** Instruction **
Tell me how many lines hold "Jiǔchùshífó", please, using only the number.

* * * * *

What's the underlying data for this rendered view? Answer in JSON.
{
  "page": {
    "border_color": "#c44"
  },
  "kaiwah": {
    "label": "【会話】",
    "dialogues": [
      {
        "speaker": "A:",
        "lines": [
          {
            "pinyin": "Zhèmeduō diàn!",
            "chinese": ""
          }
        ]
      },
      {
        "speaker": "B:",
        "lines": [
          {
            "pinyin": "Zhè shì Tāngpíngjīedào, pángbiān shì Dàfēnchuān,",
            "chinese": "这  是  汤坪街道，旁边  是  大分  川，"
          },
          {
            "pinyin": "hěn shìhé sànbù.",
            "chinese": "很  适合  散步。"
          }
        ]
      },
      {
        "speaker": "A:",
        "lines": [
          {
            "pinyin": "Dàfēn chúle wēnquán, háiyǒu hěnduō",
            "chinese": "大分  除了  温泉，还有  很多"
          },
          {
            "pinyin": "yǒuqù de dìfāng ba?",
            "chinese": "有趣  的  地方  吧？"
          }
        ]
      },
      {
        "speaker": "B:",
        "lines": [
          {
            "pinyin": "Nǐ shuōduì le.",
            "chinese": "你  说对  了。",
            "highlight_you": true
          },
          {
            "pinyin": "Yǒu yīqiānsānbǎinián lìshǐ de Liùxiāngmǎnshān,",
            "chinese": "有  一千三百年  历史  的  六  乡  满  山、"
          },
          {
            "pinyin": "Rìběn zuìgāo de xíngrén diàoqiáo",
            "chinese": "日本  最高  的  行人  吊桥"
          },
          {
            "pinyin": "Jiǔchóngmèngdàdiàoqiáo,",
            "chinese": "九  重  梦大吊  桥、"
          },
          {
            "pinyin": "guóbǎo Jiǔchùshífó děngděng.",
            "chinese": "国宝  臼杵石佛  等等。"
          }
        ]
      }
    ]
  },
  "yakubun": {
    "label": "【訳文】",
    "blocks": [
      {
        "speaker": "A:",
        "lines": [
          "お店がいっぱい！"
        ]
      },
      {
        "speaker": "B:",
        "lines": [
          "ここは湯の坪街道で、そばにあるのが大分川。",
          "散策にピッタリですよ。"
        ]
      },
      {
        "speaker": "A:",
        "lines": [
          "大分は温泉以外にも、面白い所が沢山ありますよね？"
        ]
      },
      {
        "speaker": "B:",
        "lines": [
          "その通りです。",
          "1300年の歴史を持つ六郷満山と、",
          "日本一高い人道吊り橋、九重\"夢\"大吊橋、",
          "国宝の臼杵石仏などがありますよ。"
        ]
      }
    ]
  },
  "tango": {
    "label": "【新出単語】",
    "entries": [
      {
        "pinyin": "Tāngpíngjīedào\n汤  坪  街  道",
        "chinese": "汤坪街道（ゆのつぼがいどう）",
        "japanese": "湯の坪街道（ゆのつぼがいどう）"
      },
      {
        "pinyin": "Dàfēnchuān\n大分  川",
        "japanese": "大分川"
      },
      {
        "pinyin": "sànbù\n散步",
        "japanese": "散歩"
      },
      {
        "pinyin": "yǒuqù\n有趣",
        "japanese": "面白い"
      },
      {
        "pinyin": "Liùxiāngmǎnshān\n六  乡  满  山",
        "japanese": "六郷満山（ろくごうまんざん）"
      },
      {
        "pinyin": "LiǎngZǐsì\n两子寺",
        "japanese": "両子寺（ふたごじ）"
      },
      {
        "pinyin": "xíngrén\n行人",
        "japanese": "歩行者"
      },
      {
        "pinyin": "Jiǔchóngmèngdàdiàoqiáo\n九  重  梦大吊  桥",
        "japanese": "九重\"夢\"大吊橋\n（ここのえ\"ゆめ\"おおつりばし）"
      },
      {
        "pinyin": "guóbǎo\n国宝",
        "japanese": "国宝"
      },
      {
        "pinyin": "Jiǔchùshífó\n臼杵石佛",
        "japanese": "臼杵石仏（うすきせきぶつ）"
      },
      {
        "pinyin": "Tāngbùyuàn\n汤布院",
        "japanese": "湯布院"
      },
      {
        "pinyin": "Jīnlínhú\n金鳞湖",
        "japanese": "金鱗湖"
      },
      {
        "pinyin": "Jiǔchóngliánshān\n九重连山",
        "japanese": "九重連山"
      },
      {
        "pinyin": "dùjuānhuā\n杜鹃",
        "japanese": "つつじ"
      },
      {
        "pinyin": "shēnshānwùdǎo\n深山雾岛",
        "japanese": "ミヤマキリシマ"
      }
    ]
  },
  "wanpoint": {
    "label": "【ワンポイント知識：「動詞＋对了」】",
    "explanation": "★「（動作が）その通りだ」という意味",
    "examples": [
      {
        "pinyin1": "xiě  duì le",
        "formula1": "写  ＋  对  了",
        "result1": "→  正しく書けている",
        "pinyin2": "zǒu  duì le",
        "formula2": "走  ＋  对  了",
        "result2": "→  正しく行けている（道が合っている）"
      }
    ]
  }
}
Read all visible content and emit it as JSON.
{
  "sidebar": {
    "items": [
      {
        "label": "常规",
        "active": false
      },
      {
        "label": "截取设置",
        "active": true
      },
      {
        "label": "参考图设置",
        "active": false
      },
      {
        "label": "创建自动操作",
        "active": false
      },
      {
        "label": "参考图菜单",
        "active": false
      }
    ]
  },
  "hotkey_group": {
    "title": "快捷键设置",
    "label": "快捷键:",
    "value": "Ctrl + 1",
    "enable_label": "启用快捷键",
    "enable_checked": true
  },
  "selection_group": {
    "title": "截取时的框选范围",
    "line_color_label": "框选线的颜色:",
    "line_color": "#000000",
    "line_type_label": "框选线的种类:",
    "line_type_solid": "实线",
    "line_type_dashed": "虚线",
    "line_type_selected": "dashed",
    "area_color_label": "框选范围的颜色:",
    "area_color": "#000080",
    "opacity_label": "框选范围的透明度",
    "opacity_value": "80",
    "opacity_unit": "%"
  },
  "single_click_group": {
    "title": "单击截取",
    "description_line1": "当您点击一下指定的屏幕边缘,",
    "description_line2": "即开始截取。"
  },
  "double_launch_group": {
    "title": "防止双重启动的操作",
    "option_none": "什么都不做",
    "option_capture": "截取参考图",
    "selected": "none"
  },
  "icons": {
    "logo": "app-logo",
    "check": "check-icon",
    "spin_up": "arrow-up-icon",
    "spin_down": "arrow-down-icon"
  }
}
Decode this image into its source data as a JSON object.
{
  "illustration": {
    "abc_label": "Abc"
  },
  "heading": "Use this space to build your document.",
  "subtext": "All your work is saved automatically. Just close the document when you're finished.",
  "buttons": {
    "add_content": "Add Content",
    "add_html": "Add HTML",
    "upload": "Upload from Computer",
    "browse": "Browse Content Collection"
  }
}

* * * * *

** The solution **
2